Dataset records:
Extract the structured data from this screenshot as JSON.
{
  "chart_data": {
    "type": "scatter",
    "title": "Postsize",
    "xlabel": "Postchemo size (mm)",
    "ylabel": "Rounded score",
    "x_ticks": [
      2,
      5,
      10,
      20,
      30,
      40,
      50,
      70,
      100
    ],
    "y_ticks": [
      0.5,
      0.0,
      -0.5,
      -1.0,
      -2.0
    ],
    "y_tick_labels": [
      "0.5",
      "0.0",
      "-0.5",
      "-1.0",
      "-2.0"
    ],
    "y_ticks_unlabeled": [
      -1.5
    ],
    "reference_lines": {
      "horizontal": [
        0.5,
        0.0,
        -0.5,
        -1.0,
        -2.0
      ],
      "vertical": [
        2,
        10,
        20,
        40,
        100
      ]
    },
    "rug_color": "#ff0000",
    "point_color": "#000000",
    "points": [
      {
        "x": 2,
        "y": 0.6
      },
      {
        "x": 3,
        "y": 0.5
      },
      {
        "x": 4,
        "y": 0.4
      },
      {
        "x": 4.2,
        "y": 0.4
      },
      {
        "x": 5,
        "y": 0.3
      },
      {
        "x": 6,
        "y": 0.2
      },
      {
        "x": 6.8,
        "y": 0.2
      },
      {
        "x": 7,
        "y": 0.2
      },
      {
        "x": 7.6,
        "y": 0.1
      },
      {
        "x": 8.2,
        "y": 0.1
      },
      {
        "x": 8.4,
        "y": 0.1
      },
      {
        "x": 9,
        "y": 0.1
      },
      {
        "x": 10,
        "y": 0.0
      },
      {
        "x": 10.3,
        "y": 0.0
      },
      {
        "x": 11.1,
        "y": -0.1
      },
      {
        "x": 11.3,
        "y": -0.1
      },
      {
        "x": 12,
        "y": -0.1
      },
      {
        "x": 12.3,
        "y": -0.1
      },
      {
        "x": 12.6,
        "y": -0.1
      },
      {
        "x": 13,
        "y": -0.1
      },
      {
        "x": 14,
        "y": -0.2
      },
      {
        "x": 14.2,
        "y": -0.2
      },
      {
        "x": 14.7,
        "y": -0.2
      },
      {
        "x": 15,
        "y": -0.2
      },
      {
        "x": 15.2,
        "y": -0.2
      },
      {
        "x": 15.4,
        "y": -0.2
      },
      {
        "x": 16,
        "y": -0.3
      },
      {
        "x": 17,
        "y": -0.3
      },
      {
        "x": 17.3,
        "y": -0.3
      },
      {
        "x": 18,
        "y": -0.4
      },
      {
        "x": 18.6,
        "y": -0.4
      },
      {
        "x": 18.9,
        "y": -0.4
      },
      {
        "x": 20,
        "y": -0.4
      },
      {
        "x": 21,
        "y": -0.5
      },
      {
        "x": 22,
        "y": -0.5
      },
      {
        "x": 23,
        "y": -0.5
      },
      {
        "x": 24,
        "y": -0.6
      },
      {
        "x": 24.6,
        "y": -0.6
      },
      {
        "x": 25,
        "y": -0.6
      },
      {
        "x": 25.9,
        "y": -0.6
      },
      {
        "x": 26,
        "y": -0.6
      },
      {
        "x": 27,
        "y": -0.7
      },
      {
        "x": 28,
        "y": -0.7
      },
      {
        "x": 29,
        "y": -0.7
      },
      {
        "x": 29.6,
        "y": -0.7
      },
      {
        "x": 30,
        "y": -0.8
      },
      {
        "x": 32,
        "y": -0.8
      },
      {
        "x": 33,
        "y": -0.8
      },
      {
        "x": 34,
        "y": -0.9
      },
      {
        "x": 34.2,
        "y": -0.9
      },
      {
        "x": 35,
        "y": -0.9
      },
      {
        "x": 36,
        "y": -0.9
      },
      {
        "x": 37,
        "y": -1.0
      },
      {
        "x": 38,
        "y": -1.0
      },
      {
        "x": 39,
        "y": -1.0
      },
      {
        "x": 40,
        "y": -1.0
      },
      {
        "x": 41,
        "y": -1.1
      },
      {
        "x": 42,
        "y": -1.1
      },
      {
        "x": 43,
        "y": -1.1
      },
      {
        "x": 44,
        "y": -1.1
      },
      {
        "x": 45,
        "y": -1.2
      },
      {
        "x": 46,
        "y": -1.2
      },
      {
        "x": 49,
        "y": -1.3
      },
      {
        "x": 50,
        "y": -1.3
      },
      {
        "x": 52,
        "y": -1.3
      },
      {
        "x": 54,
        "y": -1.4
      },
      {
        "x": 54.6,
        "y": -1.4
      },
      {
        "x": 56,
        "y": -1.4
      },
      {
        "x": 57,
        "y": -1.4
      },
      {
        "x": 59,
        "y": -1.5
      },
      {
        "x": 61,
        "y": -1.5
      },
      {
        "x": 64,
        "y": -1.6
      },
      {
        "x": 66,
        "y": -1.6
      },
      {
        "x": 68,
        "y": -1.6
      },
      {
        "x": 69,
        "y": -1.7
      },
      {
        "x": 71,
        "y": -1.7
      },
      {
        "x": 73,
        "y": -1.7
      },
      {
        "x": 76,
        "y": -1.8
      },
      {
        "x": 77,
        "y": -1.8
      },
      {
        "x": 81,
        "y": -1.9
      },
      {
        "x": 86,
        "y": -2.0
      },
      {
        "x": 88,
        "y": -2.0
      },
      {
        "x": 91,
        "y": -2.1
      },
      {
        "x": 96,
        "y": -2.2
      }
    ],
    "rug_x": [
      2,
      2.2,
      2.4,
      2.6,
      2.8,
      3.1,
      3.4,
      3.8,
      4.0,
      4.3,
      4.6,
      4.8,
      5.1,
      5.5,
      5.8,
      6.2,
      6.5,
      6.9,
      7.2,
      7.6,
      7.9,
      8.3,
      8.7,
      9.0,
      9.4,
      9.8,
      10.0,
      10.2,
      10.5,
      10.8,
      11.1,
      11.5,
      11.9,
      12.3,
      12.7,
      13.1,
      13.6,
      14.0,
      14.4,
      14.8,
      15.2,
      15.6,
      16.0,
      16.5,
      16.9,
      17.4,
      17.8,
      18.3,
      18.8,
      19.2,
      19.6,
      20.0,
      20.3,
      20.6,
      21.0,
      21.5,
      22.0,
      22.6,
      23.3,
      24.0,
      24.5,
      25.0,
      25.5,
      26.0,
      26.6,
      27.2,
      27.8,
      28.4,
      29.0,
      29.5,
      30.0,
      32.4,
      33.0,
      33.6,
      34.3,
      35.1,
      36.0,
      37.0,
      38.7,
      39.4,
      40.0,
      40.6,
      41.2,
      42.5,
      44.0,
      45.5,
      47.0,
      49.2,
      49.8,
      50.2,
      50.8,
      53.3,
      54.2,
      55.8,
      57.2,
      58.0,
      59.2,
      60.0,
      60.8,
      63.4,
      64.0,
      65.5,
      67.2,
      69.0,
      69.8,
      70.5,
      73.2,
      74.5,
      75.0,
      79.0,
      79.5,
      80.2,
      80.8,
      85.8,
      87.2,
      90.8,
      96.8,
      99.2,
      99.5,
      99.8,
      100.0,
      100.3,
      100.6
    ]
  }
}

- Aim:
Using the data above, output each line exactly.

- Reply to the task:
Extract the structured data from this screenshot as JSON.
{
  "chart_data": {
    "type": "scatter",
    "title": "Postsize",
    "xlabel": "Postchemo size (mm)",
    "ylabel": "Rounded score",
    "x_ticks": [
      2,
      5,
      10,
      20,
      30,
      40,
      50,
      70,
      100
    ],
    "y_ticks": [
      0.5,
      0.0,
      -0.5,
      -1.0,
      -2.0
    ],
    "y_tick_labels": [
      "0.5",
      "0.0",
      "-0.5",
      "-1.0",
      "-2.0"
    ],
    "y_ticks_unlabeled": [
      -1.5
    ],
    "reference_lines": {
      "horizontal": [
        0.5,
        0.0,
        -0.5,
        -1.0,
        -2.0
      ],
      "vertical": [
        2,
        10,
        20,
        40,
        100
      ]
    },
    "rug_color": "#ff0000",
    "point_color": "#000000",
    "points": [
      {
        "x": 2,
        "y": 0.6
      },
      {
        "x": 3,
        "y": 0.5
      },
      {
        "x": 4,
        "y": 0.4
      },
      {
        "x": 4.2,
        "y": 0.4
      },
      {
        "x": 5,
        "y": 0.3
      },
      {
        "x": 6,
        "y": 0.2
      },
      {
        "x": 6.8,
        "y": 0.2
      },
      {
        "x": 7,
        "y": 0.2
      },
      {
        "x": 7.6,
        "y": 0.1
      },
      {
        "x": 8.2,
        "y": 0.1
      },
      {
        "x": 8.4,
        "y": 0.1
      },
      {
        "x": 9,
        "y": 0.1
      },
      {
        "x": 10,
        "y": 0.0
      },
      {
        "x": 10.3,
        "y": 0.0
      },
      {
        "x": 11.1,
        "y": -0.1
      },
      {
        "x": 11.3,
        "y": -0.1
      },
      {
        "x": 12,
        "y": -0.1
      },
      {
        "x": 12.3,
        "y": -0.1
      },
      {
        "x": 12.6,
        "y": -0.1
      },
      {
        "x": 13,
        "y": -0.1
      },
      {
        "x": 14,
        "y": -0.2
      },
      {
        "x": 14.2,
        "y": -0.2
      },
      {
        "x": 14.7,
        "y": -0.2
      },
      {
        "x": 15,
        "y": -0.2
      },
      {
        "x": 15.2,
        "y": -0.2
      },
      {
        "x": 15.4,
        "y": -0.2
      },
      {
        "x": 16,
        "y": -0.3
      },
      {
        "x": 17,
        "y": -0.3
      },
      {
        "x": 17.3,
        "y": -0.3
      },
      {
        "x": 18,
        "y": -0.4
      },
      {
        "x": 18.6,
        "y": -0.4
      },
      {
        "x": 18.9,
        "y": -0.4
      },
      {
        "x": 20,
        "y": -0.4
      },
      {
        "x": 21,
        "y": -0.5
      },
      {
        "x": 22,
        "y": -0.5
      },
      {
        "x": 23,
        "y": -0.5
      },
      {
        "x": 24,
        "y": -0.6
      },
      {
        "x": 24.6,
        "y": -0.6
      },
      {
        "x": 25,
        "y": -0.6
      },
      {
        "x": 25.9,
        "y": -0.6
      },
      {
        "x": 26,
        "y": -0.6
      },
      {
        "x": 27,
        "y": -0.7
      },
      {
        "x": 28,
        "y": -0.7
      },
      {
        "x": 29,
        "y": -0.7
      },
      {
        "x": 29.6,
        "y": -0.7
      },
      {
        "x": 30,
        "y": -0.8
      },
      {
        "x": 32,
        "y": -0.8
      },
      {
        "x": 33,
        "y": -0.8
      },
      {
        "x": 34,
        "y": -0.9
      },
      {
        "x": 34.2,
        "y": -0.9
      },
      {
        "x": 35,
        "y": -0.9
      },
      {
        "x": 36,
        "y": -0.9
      },
      {
        "x": 37,
        "y": -1.0
      },
      {
        "x": 38,
        "y": -1.0
      },
      {
        "x": 39,
        "y": -1.0
      },
      {
        "x": 40,
        "y": -1.0
      },
      {
        "x": 41,
        "y": -1.1
      },
      {
        "x": 42,
        "y": -1.1
      },
      {
        "x": 43,
        "y": -1.1
      },
      {
        "x": 44,
        "y": -1.1
      },
      {
        "x": 45,
        "y": -1.2
      },
      {
        "x": 46,
        "y": -1.2
      },
      {
        "x": 49,
        "y": -1.3
      },
      {
        "x": 50,
        "y": -1.3
      },
      {
        "x": 52,
        "y": -1.3
      },
      {
        "x": 54,
        "y": -1.4
      },
      {
        "x": 54.6,
        "y": -1.4
      },
      {
        "x": 56,
        "y": -1.4
      },
      {
        "x": 57,
        "y": -1.4
      },
      {
        "x": 59,
        "y": -1.5
      },
      {
        "x": 61,
        "y": -1.5
      },
      {
        "x": 64,
        "y": -1.6
      },
      {
        "x": 66,
        "y": -1.6
      },
      {
        "x": 68,
        "y": -1.6
      },
      {
        "x": 69,
        "y": -1.7
      },
      {
        "x": 71,
        "y": -1.7
      },
      {
        "x": 73,
        "y": -1.7
      },
      {
        "x": 76,
        "y": -1.8
      },
      {
        "x": 77,
        "y": -1.8
      },
      {
        "x": 81,
        "y": -1.9
      },
      {
        "x": 86,
        "y": -2.0
      },
      {
        "x": 88,
        "y": -2.0
      },
      {
        "x": 91,
        "y": -2.1
      },
      {
        "x": 96,
        "y": -2.2
      }
    ],
    "rug_x": [
      2,
      2.2,
      2.4,
      2.6,
      2.8,
      3.1,
      3.4,
      3.8,
      4.0,
      4.3,
      4.6,
      4.8,
      5.1,
      5.5,
      5.8,
      6.2,
      6.5,
      6.9,
      7.2,
      7.6,
      7.9,
      8.3,
      8.7,
      9.0,
      9.4,
      9.8,
      10.0,
      10.2,
      10.5,
      10.8,
      11.1,
      11.5,
      11.9,
      12.3,
      12.7,
      13.1,
      13.6,
      14.0,
      14.4,
      14.8,
      15.2,
      15.6,
      16.0,
      16.5,
      16.9,
      17.4,
      17.8,
      18.3,
      18.8,
      19.2,
      19.6,
      20.0,
      20.3,
      20.6,
      21.0,
      21.5,
      22.0,
      22.6,
      23.3,
      24.0,
      24.5,
      25.0,
      25.5,
      26.0,
      26.6,
      27.2,
      27.8,
      28.4,
      29.0,
      29.5,
      30.0,
      32.4,
      33.0,
      33.6,
      34.3,
      35.1,
      36.0,
      37.0,
      38.7,
      39.4,
      40.0,
      40.6,
      41.2,
      42.5,
      44.0,
      45.5,
      47.0,
      49.2,
      49.8,
      50.2,
      50.8,
      53.3,
      54.2,
      55.8,
      57.2,
      58.0,
      59.2,
      60.0,
      60.8,
      63.4,
      64.0,
      65.5,
      67.2,
      69.0,
      69.8,
      70.5,
      73.2,
      74.5,
      75.0,
      79.0,
      79.5,
      80.2,
      80.8,
      85.8,
      87.2,
      90.8,
      96.8,
      99.2,
      99.5,
      99.8,
      100.0,
      100.3,
      100.6
    ]
  }
}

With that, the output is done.